--- start of Items ---
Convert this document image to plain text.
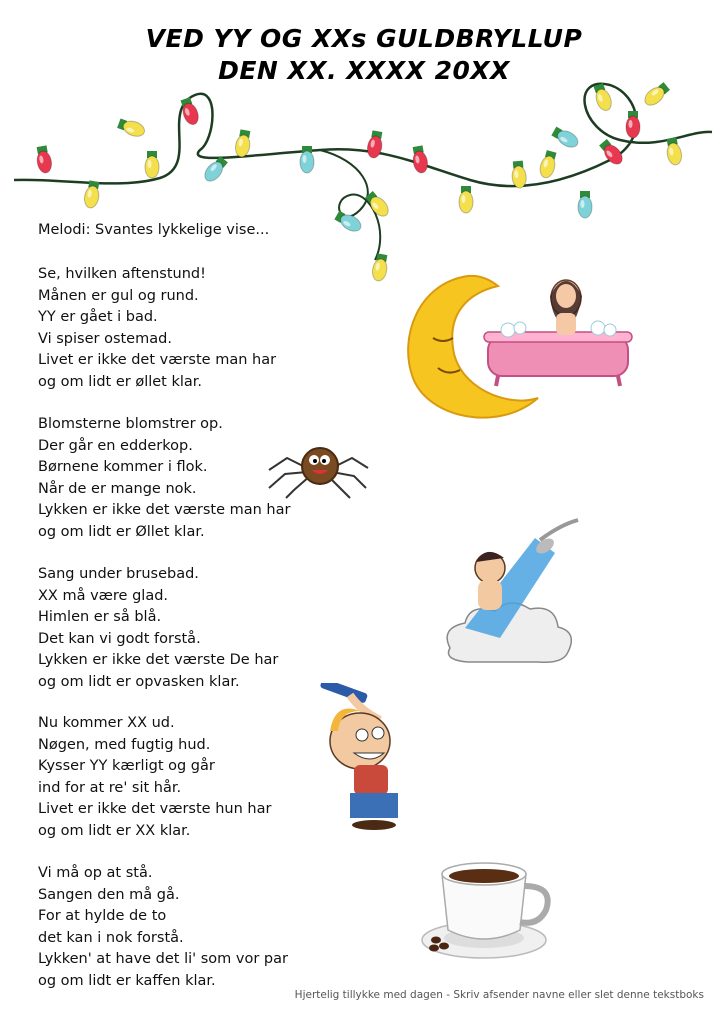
VED YY OG XXs GULDBRYLLUP
DEN XX. XXXX 20XX
Melodi: Svantes lykkelige vise...
Se, hvilken aftenstund!
Månen er gul og rund.
YY er gået i bad.
Vi spiser ostemad.
Livet er ikke det værste man har
og om lidt er øllet klar.
Blomsterne blomstrer op.
Der går en edderkop.
Børnene kommer i flok.
Når de er mange nok.
Lykken er ikke det værste man har
og om lidt er Øllet klar.
Sang under brusebad.
XX må være glad.
Himlen er så blå.
Det kan vi godt forstå.
Lykken er ikke det værste De har
og om lidt er opvasken klar.
Nu kommer XX ud.
Nøgen, med fugtig hud.
Kysser YY kærligt og går
ind for at re' sit hår.
Livet er ikke det værste hun har
og om lidt er XX klar.
Vi må op at stå.
Sangen den må gå.
For at hylde de to
det kan i nok forstå.
Lykken' at have det li' som vor par
og om lidt er kaffen klar.
Hjertelig tillykke med dagen - Skriv afsender navne eller slet denne tekstboks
--- end of Items ---
• _The exercise_
From the entries above, output every line exactly and omit any image.

• _Result below_
Convert this document image to plain text.
VED YY OG XXs GULDBRYLLUP
DEN XX. XXXX 20XX
Melodi: Svantes lykkelige vise...
Se, hvilken aftenstund!
Månen er gul og rund.
YY er gået i bad.
Vi spiser ostemad.
Livet er ikke det værste man har
og om lidt er øllet klar.
Blomsterne blomstrer op.
Der går en edderkop.
Børnene kommer i flok.
Når de er mange nok.
Lykken er ikke det værste man har
og om lidt er Øllet klar.
Sang under brusebad.
XX må være glad.
Himlen er så blå.
Det kan vi godt forstå.
Lykken er ikke det værste De har
og om lidt er opvasken klar.
Nu kommer XX ud.
Nøgen, med fugtig hud.
Kysser YY kærligt og går
ind for at re' sit hår.
Livet er ikke det værste hun har
og om lidt er XX klar.
Vi må op at stå.
Sangen den må gå.
For at hylde de to
det kan i nok forstå.
Lykken' at have det li' som vor par
og om lidt er kaffen klar.
Hjertelig tillykke med dagen - Skriv afsender navne eller slet denne tekstboks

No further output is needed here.